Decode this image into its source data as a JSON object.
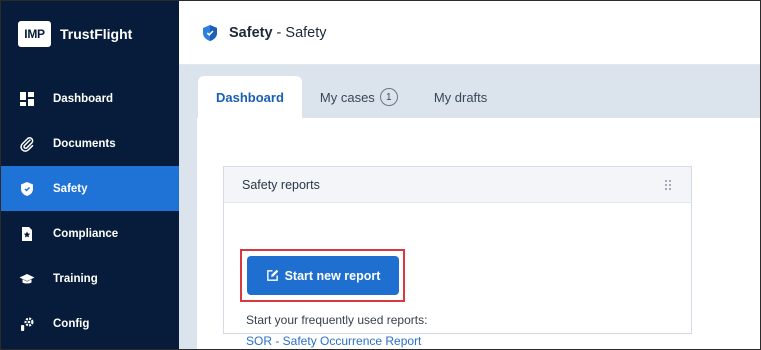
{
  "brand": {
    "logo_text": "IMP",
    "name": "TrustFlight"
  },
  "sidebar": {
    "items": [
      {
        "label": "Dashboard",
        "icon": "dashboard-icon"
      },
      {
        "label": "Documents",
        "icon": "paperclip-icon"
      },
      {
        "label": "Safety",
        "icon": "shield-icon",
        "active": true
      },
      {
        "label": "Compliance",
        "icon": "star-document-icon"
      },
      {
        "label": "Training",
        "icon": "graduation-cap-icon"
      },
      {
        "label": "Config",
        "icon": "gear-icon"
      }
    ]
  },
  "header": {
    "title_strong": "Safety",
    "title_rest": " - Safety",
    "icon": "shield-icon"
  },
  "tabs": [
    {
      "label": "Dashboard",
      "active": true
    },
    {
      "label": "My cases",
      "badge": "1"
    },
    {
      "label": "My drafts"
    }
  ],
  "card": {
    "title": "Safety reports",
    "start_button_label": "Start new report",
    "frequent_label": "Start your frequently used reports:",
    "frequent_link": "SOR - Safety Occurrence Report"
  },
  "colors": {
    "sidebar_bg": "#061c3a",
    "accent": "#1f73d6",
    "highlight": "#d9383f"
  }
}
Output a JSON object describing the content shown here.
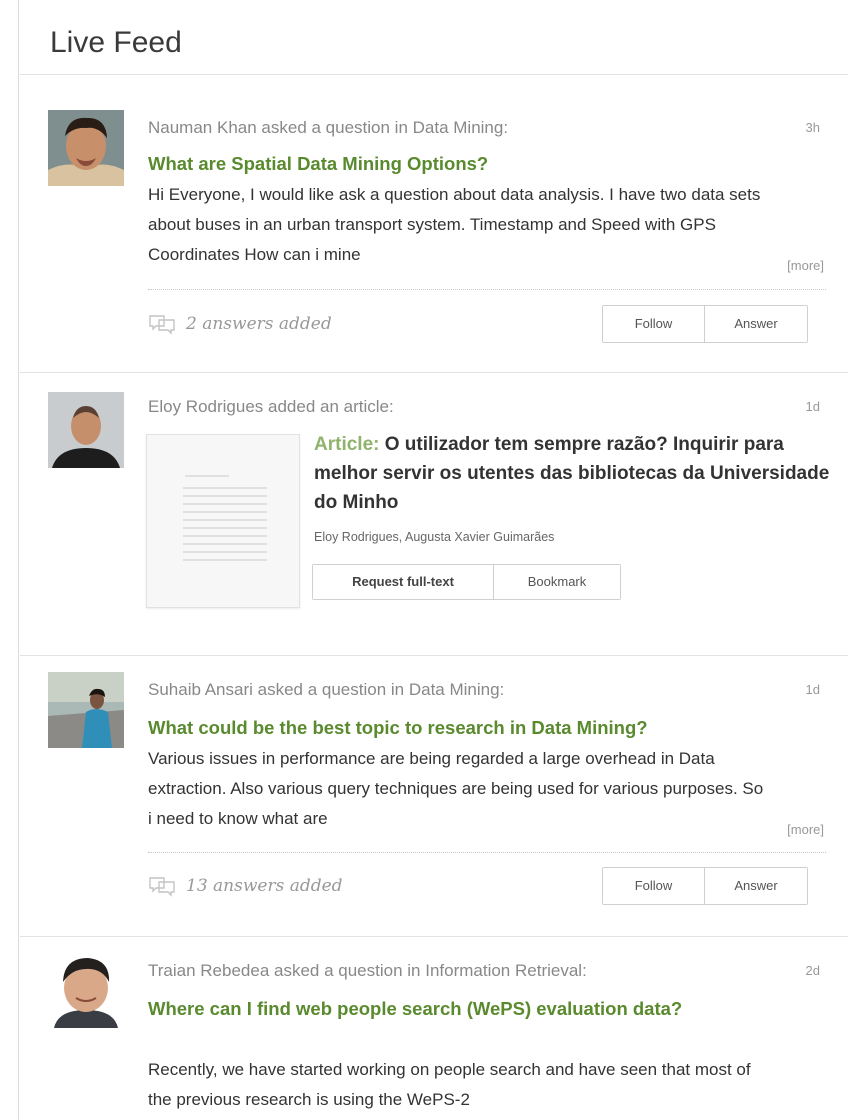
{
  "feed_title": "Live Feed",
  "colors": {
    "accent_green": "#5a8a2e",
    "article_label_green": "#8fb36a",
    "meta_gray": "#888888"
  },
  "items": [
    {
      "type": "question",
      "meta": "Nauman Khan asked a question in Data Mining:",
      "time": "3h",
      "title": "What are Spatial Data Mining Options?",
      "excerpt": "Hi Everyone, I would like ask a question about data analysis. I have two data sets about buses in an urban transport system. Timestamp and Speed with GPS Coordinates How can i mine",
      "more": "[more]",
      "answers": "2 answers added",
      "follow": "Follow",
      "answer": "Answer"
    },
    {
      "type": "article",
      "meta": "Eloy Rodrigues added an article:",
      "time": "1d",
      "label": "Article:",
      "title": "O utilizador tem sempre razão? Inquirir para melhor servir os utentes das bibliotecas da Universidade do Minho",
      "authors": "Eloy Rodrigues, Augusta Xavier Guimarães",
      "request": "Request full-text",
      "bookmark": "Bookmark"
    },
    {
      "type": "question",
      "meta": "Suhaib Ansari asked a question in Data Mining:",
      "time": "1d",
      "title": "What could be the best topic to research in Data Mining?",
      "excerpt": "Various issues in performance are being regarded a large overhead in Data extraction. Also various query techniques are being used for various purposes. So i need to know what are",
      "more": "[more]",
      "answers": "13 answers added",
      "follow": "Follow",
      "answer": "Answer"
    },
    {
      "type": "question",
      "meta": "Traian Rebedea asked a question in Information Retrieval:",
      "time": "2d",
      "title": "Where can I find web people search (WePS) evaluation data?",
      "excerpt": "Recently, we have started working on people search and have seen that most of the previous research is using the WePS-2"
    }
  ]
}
::::
• Aim of the exercise
All entries must be written out again exactly as given, with no pictures in the copy.

• Exercise output
Decode this image into its source data as a JSON object.
{
  "brand": {
    "logo_text": "IMP",
    "name": "TrustFlight"
  },
  "sidebar": {
    "items": [
      {
        "label": "Dashboard",
        "icon": "dashboard-icon"
      },
      {
        "label": "Documents",
        "icon": "paperclip-icon"
      },
      {
        "label": "Safety",
        "icon": "shield-icon",
        "active": true
      },
      {
        "label": "Compliance",
        "icon": "star-document-icon"
      },
      {
        "label": "Training",
        "icon": "graduation-cap-icon"
      },
      {
        "label": "Config",
        "icon": "gear-icon"
      }
    ]
  },
  "header": {
    "title_strong": "Safety",
    "title_rest": " - Safety",
    "icon": "shield-icon"
  },
  "tabs": [
    {
      "label": "Dashboard",
      "active": true
    },
    {
      "label": "My cases",
      "badge": "1"
    },
    {
      "label": "My drafts"
    }
  ],
  "card": {
    "title": "Safety reports",
    "start_button_label": "Start new report",
    "frequent_label": "Start your frequently used reports:",
    "frequent_link": "SOR - Safety Occurrence Report"
  },
  "colors": {
    "sidebar_bg": "#061c3a",
    "accent": "#1f73d6",
    "highlight": "#d9383f"
  }
}
Output a JSON object describing the content shown here.
{
  "feed_title": "Live Feed",
  "colors": {
    "accent_green": "#5a8a2e",
    "article_label_green": "#8fb36a",
    "meta_gray": "#888888"
  },
  "items": [
    {
      "type": "question",
      "meta": "Nauman Khan asked a question in Data Mining:",
      "time": "3h",
      "title": "What are Spatial Data Mining Options?",
      "excerpt": "Hi Everyone, I would like ask a question about data analysis. I have two data sets about buses in an urban transport system. Timestamp and Speed with GPS Coordinates How can i mine",
      "more": "[more]",
      "answers": "2 answers added",
      "follow": "Follow",
      "answer": "Answer"
    },
    {
      "type": "article",
      "meta": "Eloy Rodrigues added an article:",
      "time": "1d",
      "label": "Article:",
      "title": "O utilizador tem sempre razão? Inquirir para melhor servir os utentes das bibliotecas da Universidade do Minho",
      "authors": "Eloy Rodrigues, Augusta Xavier Guimarães",
      "request": "Request full-text",
      "bookmark": "Bookmark"
    },
    {
      "type": "question",
      "meta": "Suhaib Ansari asked a question in Data Mining:",
      "time": "1d",
      "title": "What could be the best topic to research in Data Mining?",
      "excerpt": "Various issues in performance are being regarded a large overhead in Data extraction. Also various query techniques are being used for various purposes. So i need to know what are",
      "more": "[more]",
      "answers": "13 answers added",
      "follow": "Follow",
      "answer": "Answer"
    },
    {
      "type": "question",
      "meta": "Traian Rebedea asked a question in Information Retrieval:",
      "time": "2d",
      "title": "Where can I find web people search (WePS) evaluation data?",
      "excerpt": "Recently, we have started working on people search and have seen that most of the previous research is using the WePS-2"
    }
  ]
}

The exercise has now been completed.